Given request:
Collect all the lines that mention the word "petits".

───── Given entries

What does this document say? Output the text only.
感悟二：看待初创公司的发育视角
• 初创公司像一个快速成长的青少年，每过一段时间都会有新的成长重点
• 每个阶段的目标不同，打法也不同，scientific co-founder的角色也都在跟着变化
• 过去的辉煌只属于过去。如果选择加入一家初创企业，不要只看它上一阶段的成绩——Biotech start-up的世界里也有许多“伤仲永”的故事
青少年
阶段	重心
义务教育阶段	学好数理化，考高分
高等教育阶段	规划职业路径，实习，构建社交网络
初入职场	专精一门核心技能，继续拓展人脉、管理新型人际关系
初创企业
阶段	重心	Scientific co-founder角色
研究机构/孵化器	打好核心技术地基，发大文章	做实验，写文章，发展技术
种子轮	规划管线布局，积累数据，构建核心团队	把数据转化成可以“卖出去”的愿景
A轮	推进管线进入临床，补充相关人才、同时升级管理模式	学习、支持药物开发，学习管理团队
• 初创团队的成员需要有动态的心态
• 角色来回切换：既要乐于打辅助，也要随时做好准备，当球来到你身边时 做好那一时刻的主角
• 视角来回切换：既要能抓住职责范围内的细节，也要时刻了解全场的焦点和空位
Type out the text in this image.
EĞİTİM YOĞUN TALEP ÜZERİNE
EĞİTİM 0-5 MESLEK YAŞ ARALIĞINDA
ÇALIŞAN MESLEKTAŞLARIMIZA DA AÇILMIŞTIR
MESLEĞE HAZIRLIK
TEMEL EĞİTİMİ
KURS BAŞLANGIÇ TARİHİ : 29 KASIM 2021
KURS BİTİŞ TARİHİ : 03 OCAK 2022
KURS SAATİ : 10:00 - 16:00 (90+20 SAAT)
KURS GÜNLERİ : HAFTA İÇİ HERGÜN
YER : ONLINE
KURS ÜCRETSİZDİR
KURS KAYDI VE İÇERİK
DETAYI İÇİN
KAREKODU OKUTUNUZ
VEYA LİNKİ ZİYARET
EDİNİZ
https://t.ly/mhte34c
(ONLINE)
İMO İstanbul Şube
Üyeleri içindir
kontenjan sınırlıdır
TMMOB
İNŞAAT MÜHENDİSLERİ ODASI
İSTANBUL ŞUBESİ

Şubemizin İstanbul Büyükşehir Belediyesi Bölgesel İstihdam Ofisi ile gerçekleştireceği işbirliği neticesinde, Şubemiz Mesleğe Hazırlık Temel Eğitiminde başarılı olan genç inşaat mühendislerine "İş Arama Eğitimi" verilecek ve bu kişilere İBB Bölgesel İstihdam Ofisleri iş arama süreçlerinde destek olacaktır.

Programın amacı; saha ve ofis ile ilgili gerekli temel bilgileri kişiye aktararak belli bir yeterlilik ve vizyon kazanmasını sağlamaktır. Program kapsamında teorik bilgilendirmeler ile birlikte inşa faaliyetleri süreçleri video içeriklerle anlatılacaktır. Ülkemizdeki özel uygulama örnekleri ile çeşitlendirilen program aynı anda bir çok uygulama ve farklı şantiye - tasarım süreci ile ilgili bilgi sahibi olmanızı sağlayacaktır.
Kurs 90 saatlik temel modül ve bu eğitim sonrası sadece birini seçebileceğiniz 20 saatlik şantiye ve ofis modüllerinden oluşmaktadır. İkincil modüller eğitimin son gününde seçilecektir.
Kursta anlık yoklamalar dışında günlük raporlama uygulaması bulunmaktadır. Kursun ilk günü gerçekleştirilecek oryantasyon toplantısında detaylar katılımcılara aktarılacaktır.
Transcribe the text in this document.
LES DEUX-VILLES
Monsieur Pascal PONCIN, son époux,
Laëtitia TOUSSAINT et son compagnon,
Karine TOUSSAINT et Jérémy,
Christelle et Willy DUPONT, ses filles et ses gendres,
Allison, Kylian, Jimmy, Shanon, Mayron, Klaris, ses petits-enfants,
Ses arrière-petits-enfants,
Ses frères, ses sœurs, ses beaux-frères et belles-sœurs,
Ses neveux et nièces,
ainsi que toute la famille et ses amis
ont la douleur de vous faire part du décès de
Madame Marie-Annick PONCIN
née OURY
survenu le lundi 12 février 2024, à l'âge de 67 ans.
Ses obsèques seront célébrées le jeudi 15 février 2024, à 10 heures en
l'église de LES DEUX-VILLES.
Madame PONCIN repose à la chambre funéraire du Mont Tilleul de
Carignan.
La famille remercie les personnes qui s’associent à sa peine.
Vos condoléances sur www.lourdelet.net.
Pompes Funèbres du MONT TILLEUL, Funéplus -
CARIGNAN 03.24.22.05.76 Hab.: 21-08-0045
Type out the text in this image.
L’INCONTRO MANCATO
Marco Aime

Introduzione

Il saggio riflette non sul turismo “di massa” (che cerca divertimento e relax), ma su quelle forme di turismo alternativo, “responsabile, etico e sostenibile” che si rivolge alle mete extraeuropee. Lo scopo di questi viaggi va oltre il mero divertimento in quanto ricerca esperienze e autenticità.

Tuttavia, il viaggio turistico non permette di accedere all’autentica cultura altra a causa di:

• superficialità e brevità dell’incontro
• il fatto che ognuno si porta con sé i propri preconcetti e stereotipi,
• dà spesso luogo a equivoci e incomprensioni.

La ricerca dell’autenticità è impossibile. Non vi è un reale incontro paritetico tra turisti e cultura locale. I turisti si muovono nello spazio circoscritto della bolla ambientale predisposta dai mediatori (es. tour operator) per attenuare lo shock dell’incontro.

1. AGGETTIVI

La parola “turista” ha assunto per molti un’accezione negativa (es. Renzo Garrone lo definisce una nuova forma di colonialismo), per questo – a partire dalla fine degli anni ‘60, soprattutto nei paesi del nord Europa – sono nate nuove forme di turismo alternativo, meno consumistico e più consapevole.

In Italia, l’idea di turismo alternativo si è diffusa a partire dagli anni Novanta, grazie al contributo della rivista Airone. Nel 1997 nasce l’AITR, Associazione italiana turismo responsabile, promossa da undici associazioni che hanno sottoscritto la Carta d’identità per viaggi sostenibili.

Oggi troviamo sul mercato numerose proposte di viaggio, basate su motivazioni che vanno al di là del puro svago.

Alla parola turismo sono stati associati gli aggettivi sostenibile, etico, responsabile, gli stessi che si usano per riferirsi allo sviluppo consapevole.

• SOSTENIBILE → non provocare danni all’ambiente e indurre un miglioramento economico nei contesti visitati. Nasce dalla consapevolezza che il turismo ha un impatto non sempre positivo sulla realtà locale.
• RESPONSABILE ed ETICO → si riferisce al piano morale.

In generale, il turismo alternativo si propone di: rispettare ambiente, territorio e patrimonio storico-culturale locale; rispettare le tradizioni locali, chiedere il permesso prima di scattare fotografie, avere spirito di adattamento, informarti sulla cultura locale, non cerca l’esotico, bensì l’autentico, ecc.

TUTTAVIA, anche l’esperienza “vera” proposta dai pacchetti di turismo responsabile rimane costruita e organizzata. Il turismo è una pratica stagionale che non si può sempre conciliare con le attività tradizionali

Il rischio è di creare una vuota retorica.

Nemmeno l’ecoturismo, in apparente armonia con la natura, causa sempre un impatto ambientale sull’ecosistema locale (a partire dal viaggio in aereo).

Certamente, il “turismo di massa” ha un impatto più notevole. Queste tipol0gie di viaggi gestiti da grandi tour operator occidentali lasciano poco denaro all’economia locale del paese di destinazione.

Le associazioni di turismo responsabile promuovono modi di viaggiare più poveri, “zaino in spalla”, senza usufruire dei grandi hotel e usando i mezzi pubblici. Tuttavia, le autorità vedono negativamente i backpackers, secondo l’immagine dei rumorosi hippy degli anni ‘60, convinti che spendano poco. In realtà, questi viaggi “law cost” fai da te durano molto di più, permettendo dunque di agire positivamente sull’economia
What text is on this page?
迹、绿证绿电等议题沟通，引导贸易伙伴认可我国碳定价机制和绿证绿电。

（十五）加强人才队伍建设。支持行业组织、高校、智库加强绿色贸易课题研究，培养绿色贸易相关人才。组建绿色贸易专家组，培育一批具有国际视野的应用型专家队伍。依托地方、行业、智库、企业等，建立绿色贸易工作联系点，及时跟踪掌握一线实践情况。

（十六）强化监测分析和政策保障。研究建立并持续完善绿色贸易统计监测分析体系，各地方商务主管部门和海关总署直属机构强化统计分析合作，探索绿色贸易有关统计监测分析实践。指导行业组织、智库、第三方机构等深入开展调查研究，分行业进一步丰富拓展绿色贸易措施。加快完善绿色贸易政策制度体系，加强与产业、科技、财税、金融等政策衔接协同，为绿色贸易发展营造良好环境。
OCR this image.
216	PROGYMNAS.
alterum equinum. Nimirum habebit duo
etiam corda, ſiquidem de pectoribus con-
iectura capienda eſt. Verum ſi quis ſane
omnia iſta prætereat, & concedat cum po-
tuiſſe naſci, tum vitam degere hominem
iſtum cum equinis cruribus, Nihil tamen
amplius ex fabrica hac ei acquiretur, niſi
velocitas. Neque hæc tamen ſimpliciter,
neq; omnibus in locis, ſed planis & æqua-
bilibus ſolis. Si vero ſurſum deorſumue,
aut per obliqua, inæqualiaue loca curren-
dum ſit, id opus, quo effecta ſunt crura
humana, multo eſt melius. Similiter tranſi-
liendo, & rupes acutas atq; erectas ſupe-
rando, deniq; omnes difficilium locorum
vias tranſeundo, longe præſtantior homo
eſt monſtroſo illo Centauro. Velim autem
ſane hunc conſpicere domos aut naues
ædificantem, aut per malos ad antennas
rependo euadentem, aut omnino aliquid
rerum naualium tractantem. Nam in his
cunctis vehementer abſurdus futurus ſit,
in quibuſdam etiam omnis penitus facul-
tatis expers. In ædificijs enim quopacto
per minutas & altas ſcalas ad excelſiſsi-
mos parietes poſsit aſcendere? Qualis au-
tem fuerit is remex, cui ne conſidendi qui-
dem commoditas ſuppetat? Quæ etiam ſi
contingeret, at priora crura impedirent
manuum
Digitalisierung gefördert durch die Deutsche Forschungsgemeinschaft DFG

──────────

Solution to this problem:
Allison, Kylian, Jimmy, Shanon, Mayron, Klaris, ses petits-enfants,
Ses arrière-petits-enfants,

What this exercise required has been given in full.